▸ Work instructions
Copy all of the material exactly. Pictures are not to appear in the copy.
+++ Dataset records +++
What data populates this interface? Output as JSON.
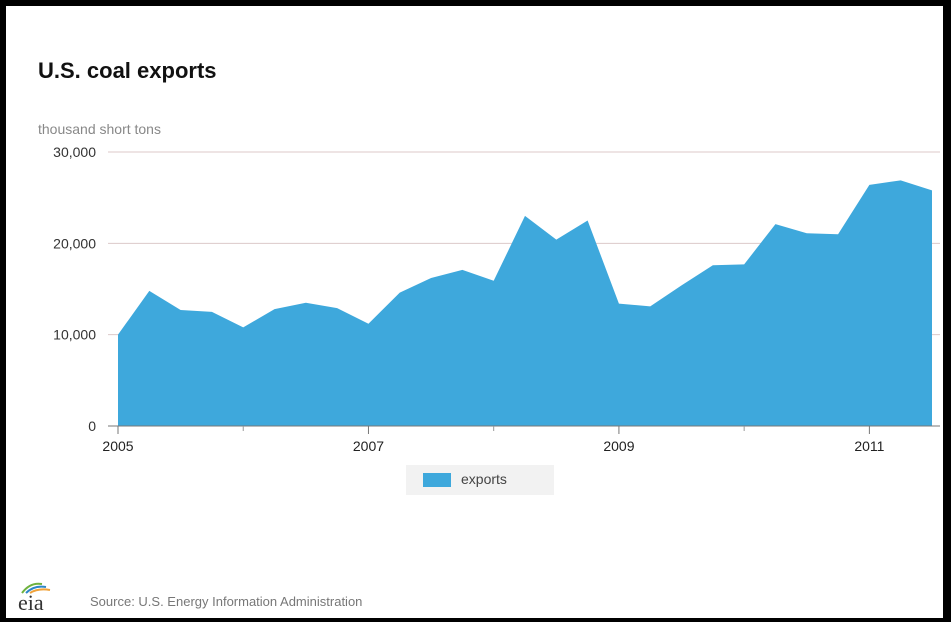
{
  "chart_data": {
    "type": "area",
    "title": "U.S. coal exports",
    "ylabel": "thousand short tons",
    "ylim": [
      0,
      30000
    ],
    "yticks": [
      0,
      10000,
      20000,
      30000
    ],
    "ytick_labels": [
      "0",
      "10,000",
      "20,000",
      "30,000"
    ],
    "xticks": [
      2005,
      2007,
      2009,
      2011
    ],
    "xtick_labels": [
      "2005",
      "2007",
      "2009",
      "2011"
    ],
    "grid": true,
    "legend_position": "bottom-center",
    "series": [
      {
        "name": "exports",
        "color": "#3ea8dc",
        "points": [
          [
            2005.0,
            10000
          ],
          [
            2005.25,
            14800
          ],
          [
            2005.5,
            12700
          ],
          [
            2005.75,
            12500
          ],
          [
            2006.0,
            10800
          ],
          [
            2006.25,
            12800
          ],
          [
            2006.5,
            13500
          ],
          [
            2006.75,
            12900
          ],
          [
            2007.0,
            11200
          ],
          [
            2007.25,
            14600
          ],
          [
            2007.5,
            16200
          ],
          [
            2007.75,
            17100
          ],
          [
            2008.0,
            15900
          ],
          [
            2008.25,
            23000
          ],
          [
            2008.5,
            20400
          ],
          [
            2008.75,
            22500
          ],
          [
            2009.0,
            13400
          ],
          [
            2009.25,
            13100
          ],
          [
            2009.5,
            15400
          ],
          [
            2009.75,
            17600
          ],
          [
            2010.0,
            17700
          ],
          [
            2010.25,
            22100
          ],
          [
            2010.5,
            21100
          ],
          [
            2010.75,
            21000
          ],
          [
            2011.0,
            26400
          ],
          [
            2011.25,
            26900
          ],
          [
            2011.5,
            25800
          ]
        ]
      }
    ]
  },
  "source": "Source: U.S. Energy Information Administration",
  "logo_text": "eia"
}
+++
▸ Expected output
What data populates this interface? Output as JSON.
{
  "chart_data": {
    "type": "area",
    "title": "U.S. coal exports",
    "ylabel": "thousand short tons",
    "ylim": [
      0,
      30000
    ],
    "yticks": [
      0,
      10000,
      20000,
      30000
    ],
    "ytick_labels": [
      "0",
      "10,000",
      "20,000",
      "30,000"
    ],
    "xticks": [
      2005,
      2007,
      2009,
      2011
    ],
    "xtick_labels": [
      "2005",
      "2007",
      "2009",
      "2011"
    ],
    "grid": true,
    "legend_position": "bottom-center",
    "series": [
      {
        "name": "exports",
        "color": "#3ea8dc",
        "points": [
          [
            2005.0,
            10000
          ],
          [
            2005.25,
            14800
          ],
          [
            2005.5,
            12700
          ],
          [
            2005.75,
            12500
          ],
          [
            2006.0,
            10800
          ],
          [
            2006.25,
            12800
          ],
          [
            2006.5,
            13500
          ],
          [
            2006.75,
            12900
          ],
          [
            2007.0,
            11200
          ],
          [
            2007.25,
            14600
          ],
          [
            2007.5,
            16200
          ],
          [
            2007.75,
            17100
          ],
          [
            2008.0,
            15900
          ],
          [
            2008.25,
            23000
          ],
          [
            2008.5,
            20400
          ],
          [
            2008.75,
            22500
          ],
          [
            2009.0,
            13400
          ],
          [
            2009.25,
            13100
          ],
          [
            2009.5,
            15400
          ],
          [
            2009.75,
            17600
          ],
          [
            2010.0,
            17700
          ],
          [
            2010.25,
            22100
          ],
          [
            2010.5,
            21100
          ],
          [
            2010.75,
            21000
          ],
          [
            2011.0,
            26400
          ],
          [
            2011.25,
            26900
          ],
          [
            2011.5,
            25800
          ]
        ]
      }
    ]
  },
  "source": "Source: U.S. Energy Information Administration",
  "logo_text": "eia"
}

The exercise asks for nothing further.